» **GIVEN PROBLEM**: Leave out the pictures and copy every record exactly.

Source data
<<<<
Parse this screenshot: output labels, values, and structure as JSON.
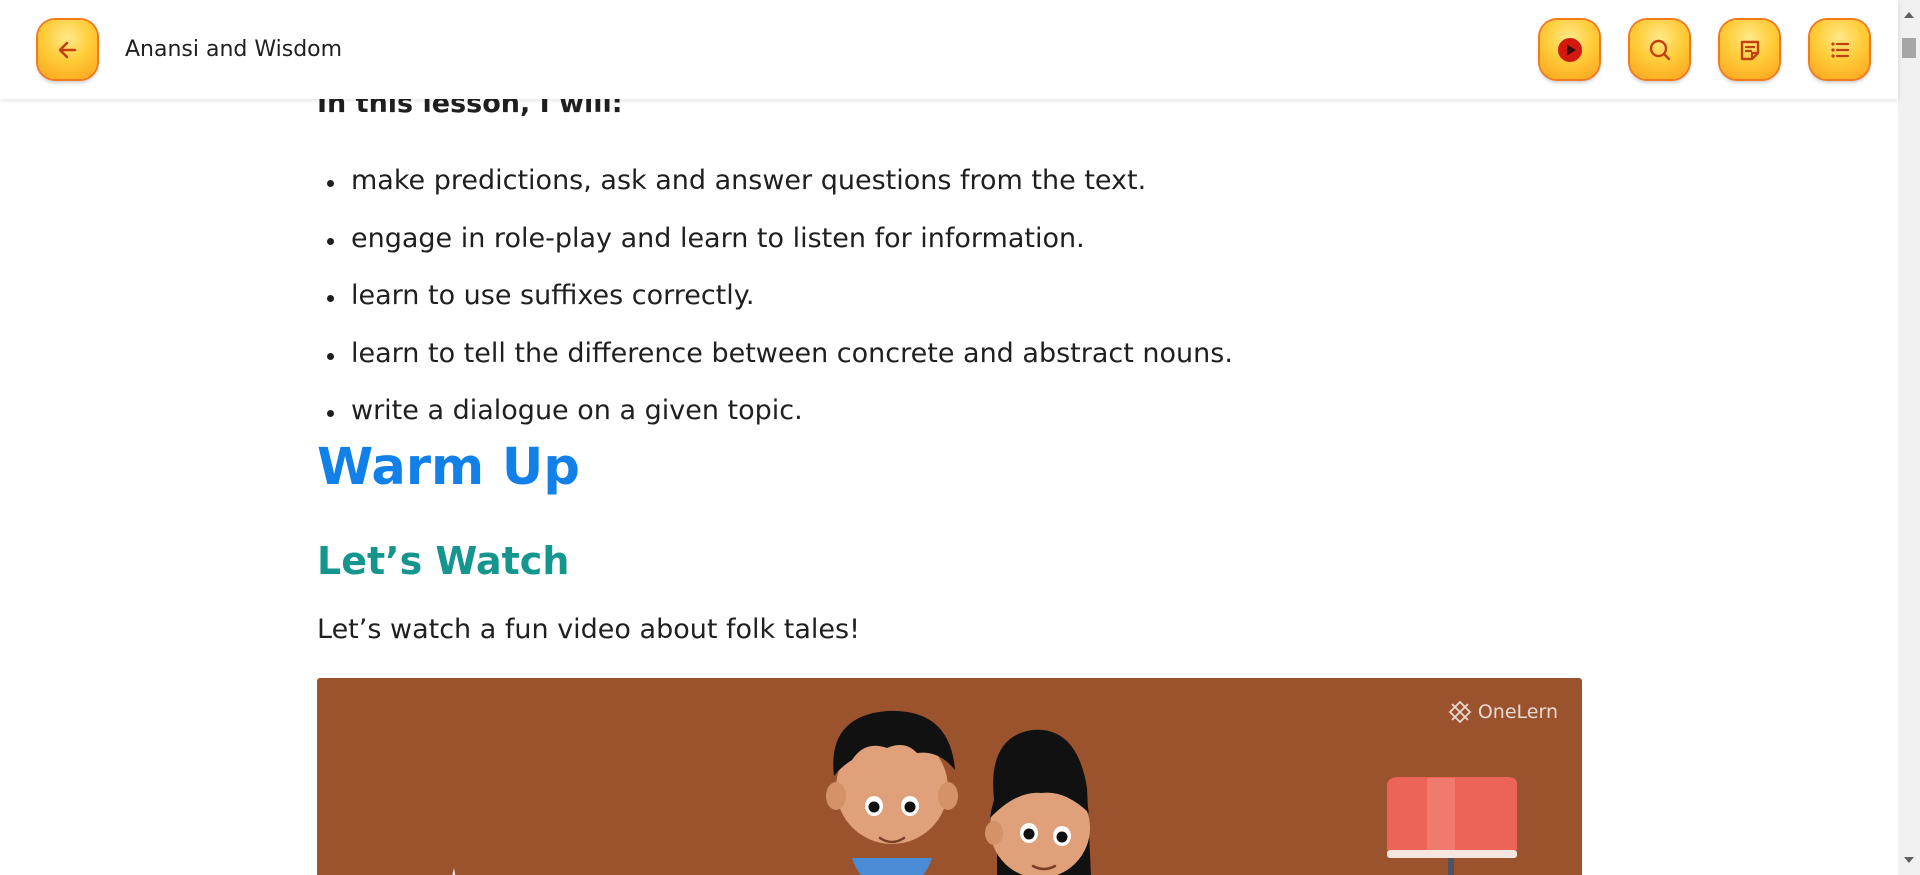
{
  "header": {
    "title": "Anansi and Wisdom",
    "back_icon": "arrow-left-icon",
    "actions": [
      {
        "name": "play-button",
        "icon": "play-circle-icon"
      },
      {
        "name": "search-button",
        "icon": "search-icon"
      },
      {
        "name": "notes-button",
        "icon": "notes-icon"
      },
      {
        "name": "contents-button",
        "icon": "list-icon"
      }
    ]
  },
  "lesson": {
    "lead": "In this lesson, I will:",
    "objectives": [
      "make predictions, ask and answer questions from the text.",
      "engage in role-play and learn to listen for information.",
      "learn to use suffixes correctly.",
      "learn to tell the difference between concrete and abstract nouns.",
      "write a dialogue on a given topic."
    ]
  },
  "warm_up": {
    "heading": "Warm Up",
    "subheading": "Let’s Watch",
    "intro": "Let’s watch a fun video about folk tales!"
  },
  "video": {
    "brand": "OneLern"
  },
  "colors": {
    "button_gradient": "#ffcd3a",
    "button_border": "#f27a1a",
    "heading_blue": "#1180e8",
    "subheading_teal": "#14958e",
    "video_bg": "#9a532d",
    "lamp": "#ec6458"
  }
}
>>>>
» **FINISHED ANSWER**:
Parse this screenshot: output labels, values, and structure as JSON.
{
  "header": {
    "title": "Anansi and Wisdom",
    "back_icon": "arrow-left-icon",
    "actions": [
      {
        "name": "play-button",
        "icon": "play-circle-icon"
      },
      {
        "name": "search-button",
        "icon": "search-icon"
      },
      {
        "name": "notes-button",
        "icon": "notes-icon"
      },
      {
        "name": "contents-button",
        "icon": "list-icon"
      }
    ]
  },
  "lesson": {
    "lead": "In this lesson, I will:",
    "objectives": [
      "make predictions, ask and answer questions from the text.",
      "engage in role-play and learn to listen for information.",
      "learn to use suffixes correctly.",
      "learn to tell the difference between concrete and abstract nouns.",
      "write a dialogue on a given topic."
    ]
  },
  "warm_up": {
    "heading": "Warm Up",
    "subheading": "Let’s Watch",
    "intro": "Let’s watch a fun video about folk tales!"
  },
  "video": {
    "brand": "OneLern"
  },
  "colors": {
    "button_gradient": "#ffcd3a",
    "button_border": "#f27a1a",
    "heading_blue": "#1180e8",
    "subheading_teal": "#14958e",
    "video_bg": "#9a532d",
    "lamp": "#ec6458"
  }
}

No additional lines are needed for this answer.